Saved entries:
*-*-*

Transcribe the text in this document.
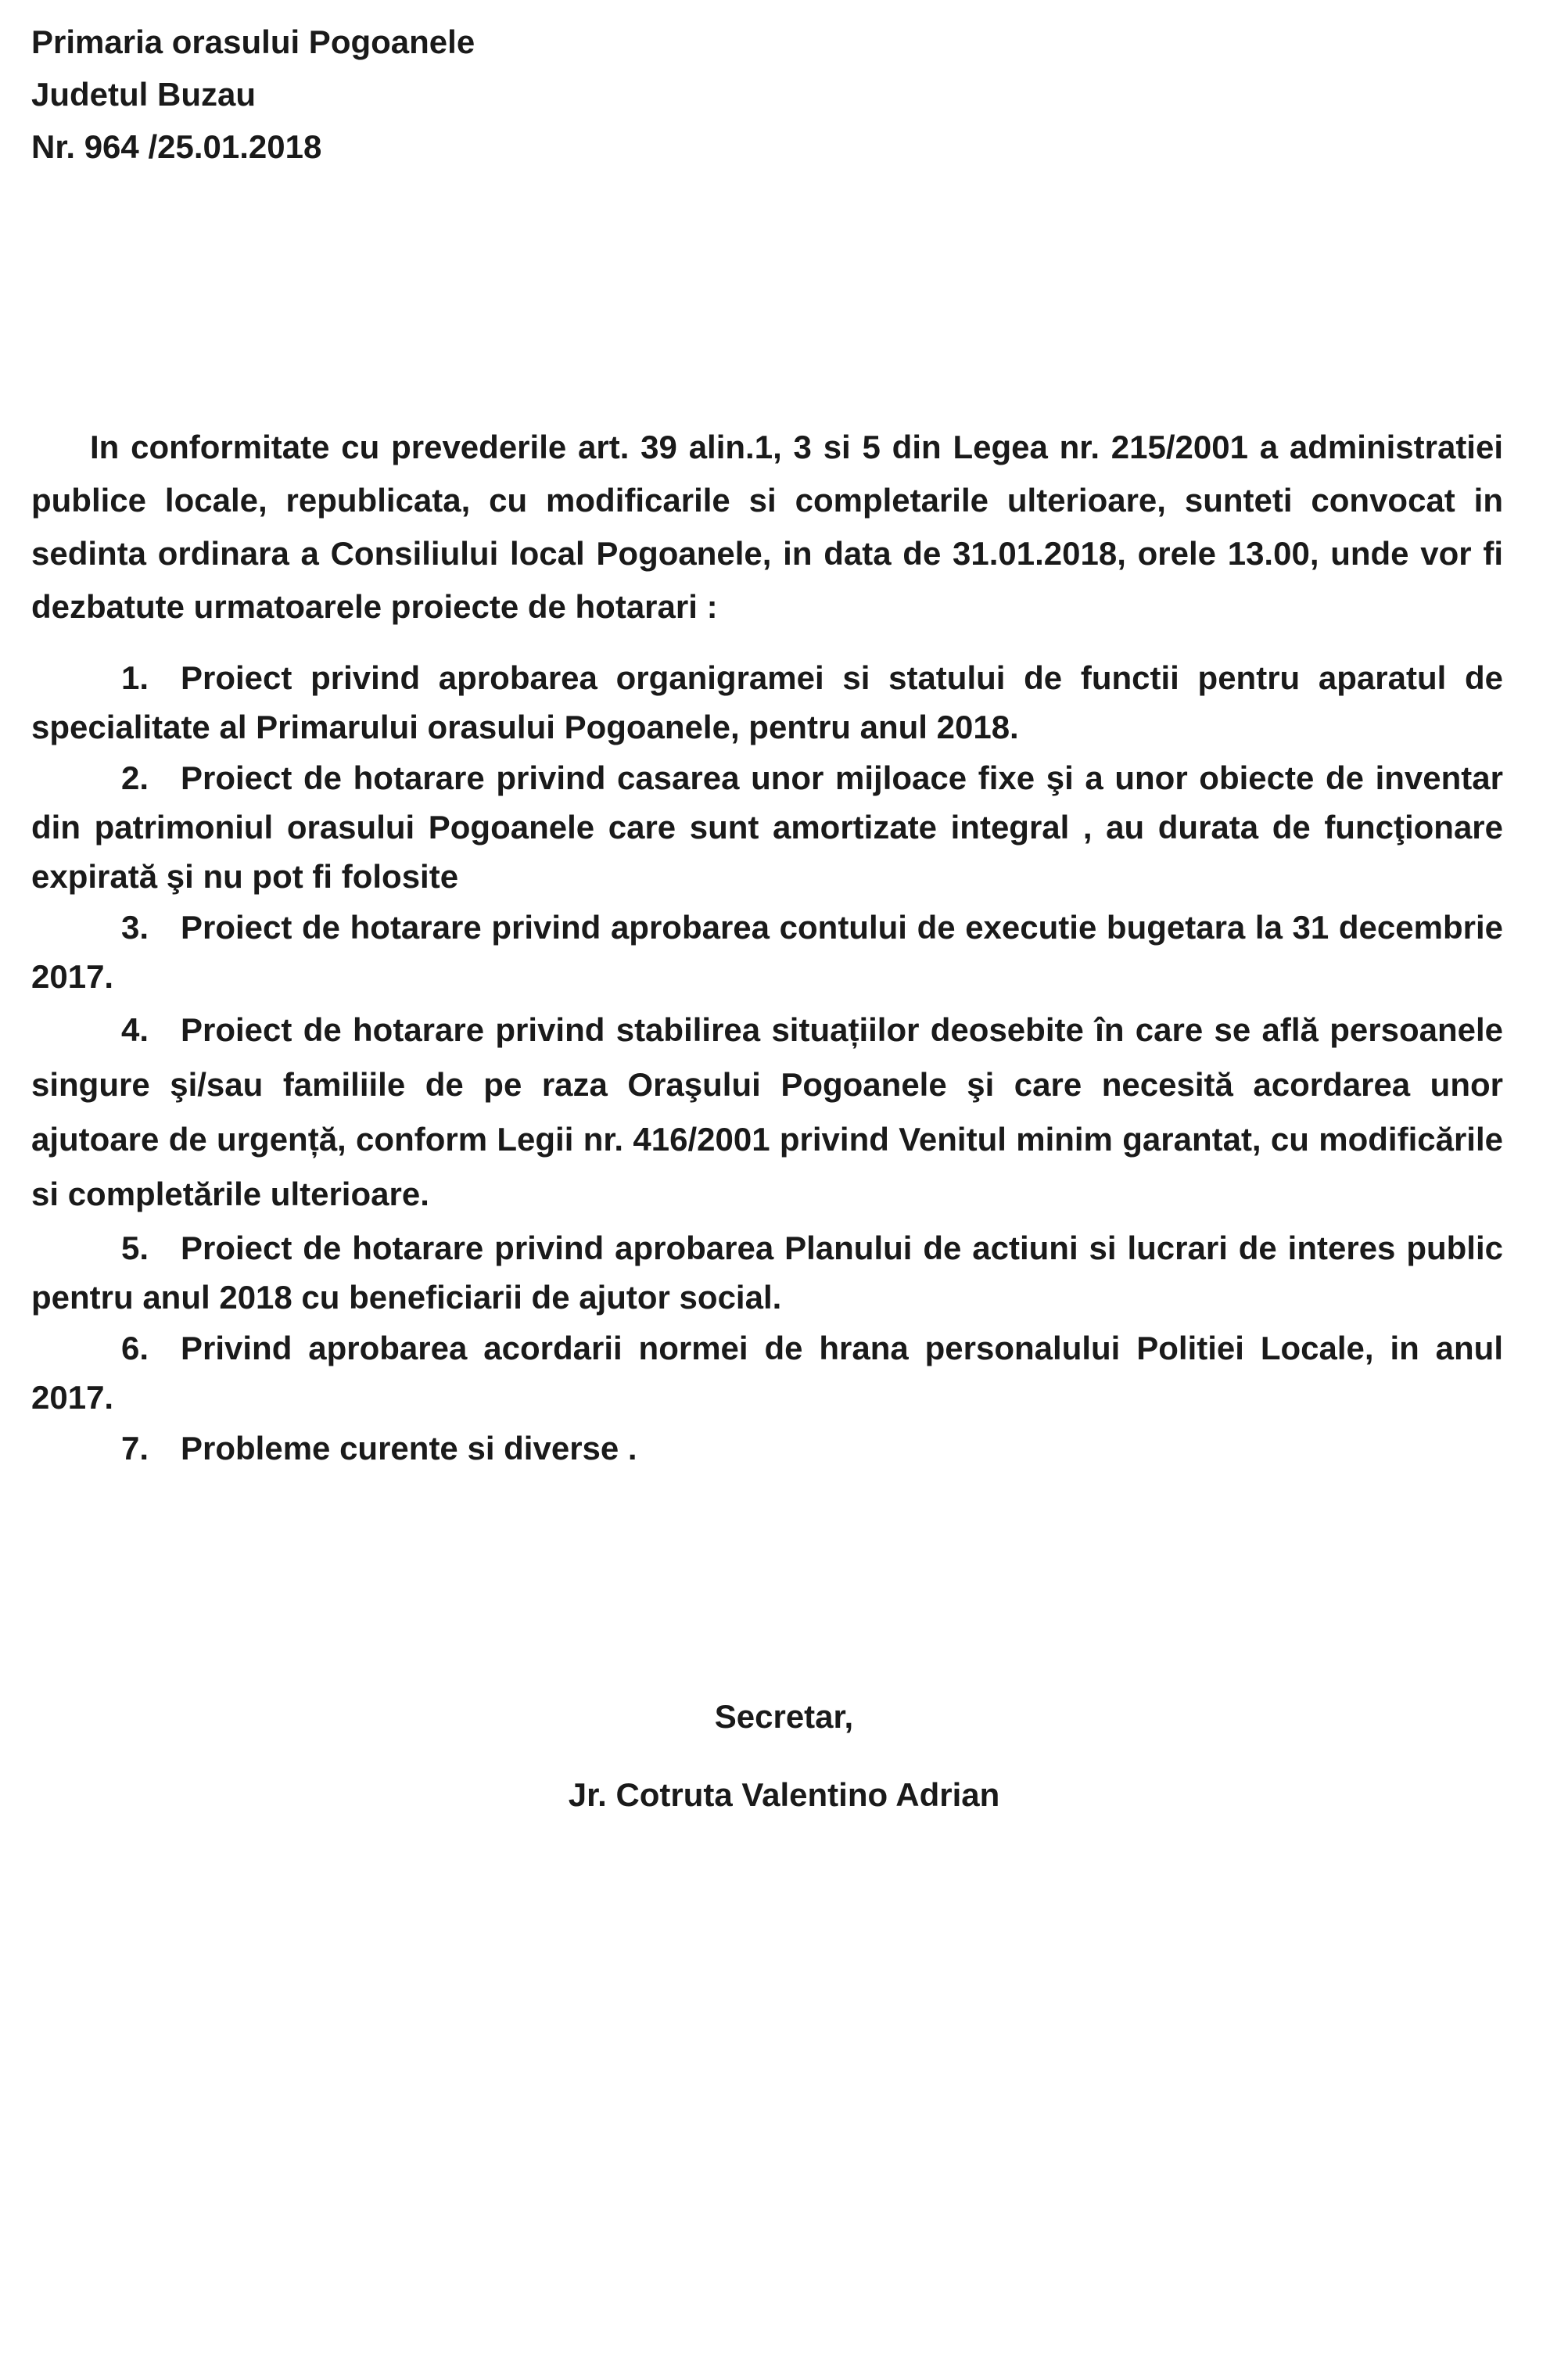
Primaria orasului Pogoanele
Judetul Buzau
Nr. 964 /25.01.2018
In conformitate cu prevederile art. 39 alin.1, 3 si 5 din Legea nr. 215/2001 a administratiei publice locale, republicata, cu modificarile si completarile ulterioare, sunteti convocat in sedinta ordinara a Consiliului local Pogoanele, in data de 31.01.2018, orele 13.00, unde vor fi dezbatute urmatoarele proiecte de hotarari :
1. Proiect privind aprobarea organigramei si statului de functii pentru aparatul de specialitate al Primarului orasului Pogoanele, pentru anul 2018.
2. Proiect de hotarare privind casarea unor mijloace fixe şi a unor obiecte de inventar din patrimoniul orasului Pogoanele care sunt amortizate integral , au durata de funcţionare expirată şi nu pot fi folosite
3. Proiect de hotarare privind aprobarea contului de executie bugetara la 31 decembrie 2017.
4. Proiect de hotarare privind stabilirea situațiilor deosebite în care se află persoanele singure şi/sau familiile de pe raza Oraşului Pogoanele şi care necesită acordarea unor ajutoare de urgență, conform Legii nr. 416/2001 privind Venitul minim garantat, cu modificările si completările ulterioare.
5. Proiect de hotarare privind aprobarea Planului de actiuni si lucrari de interes public pentru anul 2018 cu beneficiarii de ajutor social.
6. Privind aprobarea acordarii normei de hrana personalului Politiei Locale, in anul 2017.
7. Probleme curente si diverse .
Secretar,
Jr. Cotruta Valentino Adrian
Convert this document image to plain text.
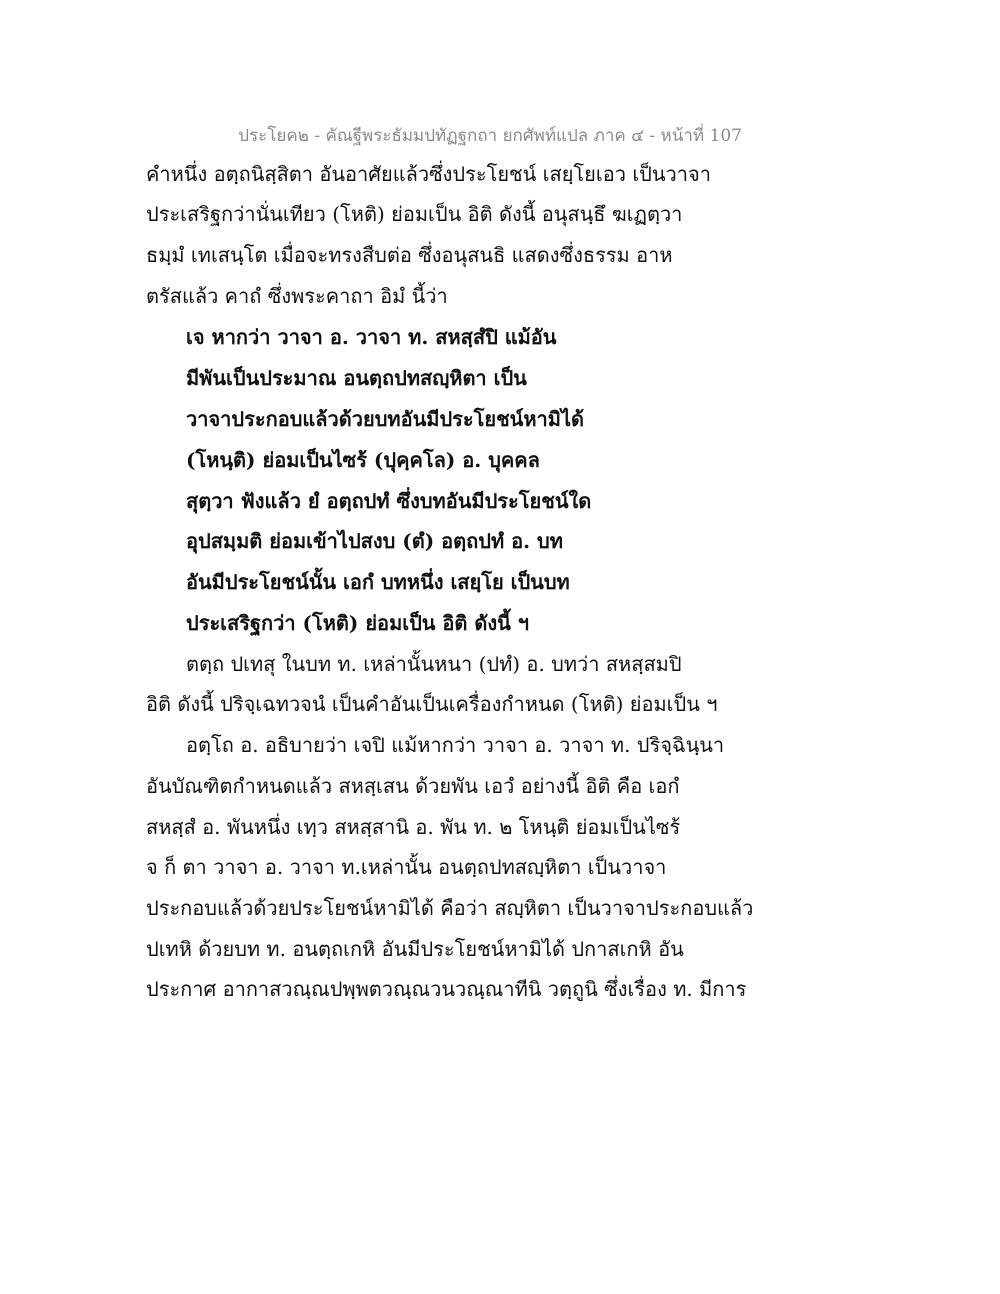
ประโยค๒ - คัณฐีพระธัมมปทัฏฐกถา ยกศัพท์แปล ภาค ๔ - หน้าที่ 107
คำหนึ่ง อตฺถนิสฺสิตา อันอาศัยแล้วซึ่งประโยชน์ เสยฺโยเอว เป็นวาจา
ประเสริฐกว่านั่นเทียว (โหติ) ย่อมเป็น อิติ ดังนี้ อนุสนฺธึ ฆเฏตฺวา
ธมฺมํ เทเสนฺโต เมื่อจะทรงสืบต่อ ซึ่งอนุสนธิ แสดงซึ่งธรรม อาห
ตรัสแล้ว คาถํ ซึ่งพระคาถา อิมํ นี้ว่า
เจ หากว่า วาจา อ. วาจา ท. สหสฺสํปิ แม้อัน
มีพันเป็นประมาณ อนตฺถปทสญฺหิตา เป็น
วาจาประกอบแล้วด้วยบทอันมีประโยชน์หามิได้
(โหนฺติ) ย่อมเป็นไซร้ (ปุคฺคโล) อ. บุคคล
สุตฺวา ฟังแล้ว ยํ อตฺถปทํ ซึ่งบทอันมีประโยชน์ใด
อุปสมฺมติ ย่อมเข้าไปสงบ (ตํ) อตฺถปทํ อ. บท
อันมีประโยชน์นั้น เอกํ บทหนึ่ง เสยฺโย เป็นบท
ประเสริฐกว่า (โหติ) ย่อมเป็น อิติ ดังนี้ ฯ
ตตฺถ ปเทสุ ในบท ท. เหล่านั้นหนา (ปทํ) อ. บทว่า สหสฺสมปิ
อิติ ดังนี้ ปริจฺเฉทวจนํ เป็นคำอันเป็นเครื่องกำหนด (โหติ) ย่อมเป็น ฯ
อตฺโถ อ. อธิบายว่า เจปิ แม้หากว่า วาจา อ. วาจา ท. ปริจฺฉินฺนา
อันบัณฑิตกำหนดแล้ว สหสฺเสน ด้วยพัน เอวํ อย่างนี้ อิติ คือ เอกํ
สหสฺสํ อ. พันหนึ่ง เทฺว สหสฺสานิ อ. พัน ท. ๒ โหนฺติ ย่อมเป็นไซร้
จ ก็ ตา วาจา อ. วาจา ท.เหล่านั้น อนตฺถปทสญฺหิตา เป็นวาจา
ประกอบแล้วด้วยประโยชน์หามิได้ คือว่า สญฺหิตา เป็นวาจาประกอบแล้ว
ปเทหิ ด้วยบท ท. อนตฺถเกหิ อันมีประโยชน์หามิได้ ปกาสเกหิ อัน
ประกาศ อากาสวณฺณปพฺพตวณฺณวนวณฺณาทีนิ วตฺถูนิ ซึ่งเรื่อง ท. มีการ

*-*-*

(PROBLEM REQUIREMENTS):
Go through the entries above and output them exactly, without pictures.

(TASK OUTPUT):
Transcribe the text in this document.
Primaria orasului Pogoanele
Judetul Buzau
Nr. 964 /25.01.2018
In conformitate cu prevederile art. 39 alin.1, 3 si 5 din Legea nr. 215/2001 a administratiei publice locale, republicata, cu modificarile si completarile ulterioare, sunteti convocat in sedinta ordinara a Consiliului local Pogoanele, in data de 31.01.2018, orele 13.00, unde vor fi dezbatute urmatoarele proiecte de hotarari :
1. Proiect privind aprobarea organigramei si statului de functii pentru aparatul de specialitate al Primarului orasului Pogoanele, pentru anul 2018.
2. Proiect de hotarare privind casarea unor mijloace fixe şi a unor obiecte de inventar din patrimoniul orasului Pogoanele care sunt amortizate integral , au durata de funcţionare expirată şi nu pot fi folosite
3. Proiect de hotarare privind aprobarea contului de executie bugetara la 31 decembrie 2017.
4. Proiect de hotarare privind stabilirea situațiilor deosebite în care se află persoanele singure şi/sau familiile de pe raza Oraşului Pogoanele şi care necesită acordarea unor ajutoare de urgență, conform Legii nr. 416/2001 privind Venitul minim garantat, cu modificările si completările ulterioare.
5. Proiect de hotarare privind aprobarea Planului de actiuni si lucrari de interes public pentru anul 2018 cu beneficiarii de ajutor social.
6. Privind aprobarea acordarii normei de hrana personalului Politiei Locale, in anul 2017.
7. Probleme curente si diverse .
Secretar,
Jr. Cotruta Valentino Adrian
Convert this document image to plain text.
ประโยค๒ - คัณฐีพระธัมมปทัฏฐกถา ยกศัพท์แปล ภาค ๔ - หน้าที่ 107
คำหนึ่ง อตฺถนิสฺสิตา อันอาศัยแล้วซึ่งประโยชน์ เสยฺโยเอว เป็นวาจา
ประเสริฐกว่านั่นเทียว (โหติ) ย่อมเป็น อิติ ดังนี้ อนุสนฺธึ ฆเฏตฺวา
ธมฺมํ เทเสนฺโต เมื่อจะทรงสืบต่อ ซึ่งอนุสนธิ แสดงซึ่งธรรม อาห
ตรัสแล้ว คาถํ ซึ่งพระคาถา อิมํ นี้ว่า
เจ หากว่า วาจา อ. วาจา ท. สหสฺสํปิ แม้อัน
มีพันเป็นประมาณ อนตฺถปทสญฺหิตา เป็น
วาจาประกอบแล้วด้วยบทอันมีประโยชน์หามิได้
(โหนฺติ) ย่อมเป็นไซร้ (ปุคฺคโล) อ. บุคคล
สุตฺวา ฟังแล้ว ยํ อตฺถปทํ ซึ่งบทอันมีประโยชน์ใด
อุปสมฺมติ ย่อมเข้าไปสงบ (ตํ) อตฺถปทํ อ. บท
อันมีประโยชน์นั้น เอกํ บทหนึ่ง เสยฺโย เป็นบท
ประเสริฐกว่า (โหติ) ย่อมเป็น อิติ ดังนี้ ฯ
ตตฺถ ปเทสุ ในบท ท. เหล่านั้นหนา (ปทํ) อ. บทว่า สหสฺสมปิ
อิติ ดังนี้ ปริจฺเฉทวจนํ เป็นคำอันเป็นเครื่องกำหนด (โหติ) ย่อมเป็น ฯ
อตฺโถ อ. อธิบายว่า เจปิ แม้หากว่า วาจา อ. วาจา ท. ปริจฺฉินฺนา
อันบัณฑิตกำหนดแล้ว สหสฺเสน ด้วยพัน เอวํ อย่างนี้ อิติ คือ เอกํ
สหสฺสํ อ. พันหนึ่ง เทฺว สหสฺสานิ อ. พัน ท. ๒ โหนฺติ ย่อมเป็นไซร้
จ ก็ ตา วาจา อ. วาจา ท.เหล่านั้น อนตฺถปทสญฺหิตา เป็นวาจา
ประกอบแล้วด้วยประโยชน์หามิได้ คือว่า สญฺหิตา เป็นวาจาประกอบแล้ว
ปเทหิ ด้วยบท ท. อนตฺถเกหิ อันมีประโยชน์หามิได้ ปกาสเกหิ อัน
ประกาศ อากาสวณฺณปพฺพตวณฺณวนวณฺณาทีนิ วตฺถูนิ ซึ่งเรื่อง ท. มีการ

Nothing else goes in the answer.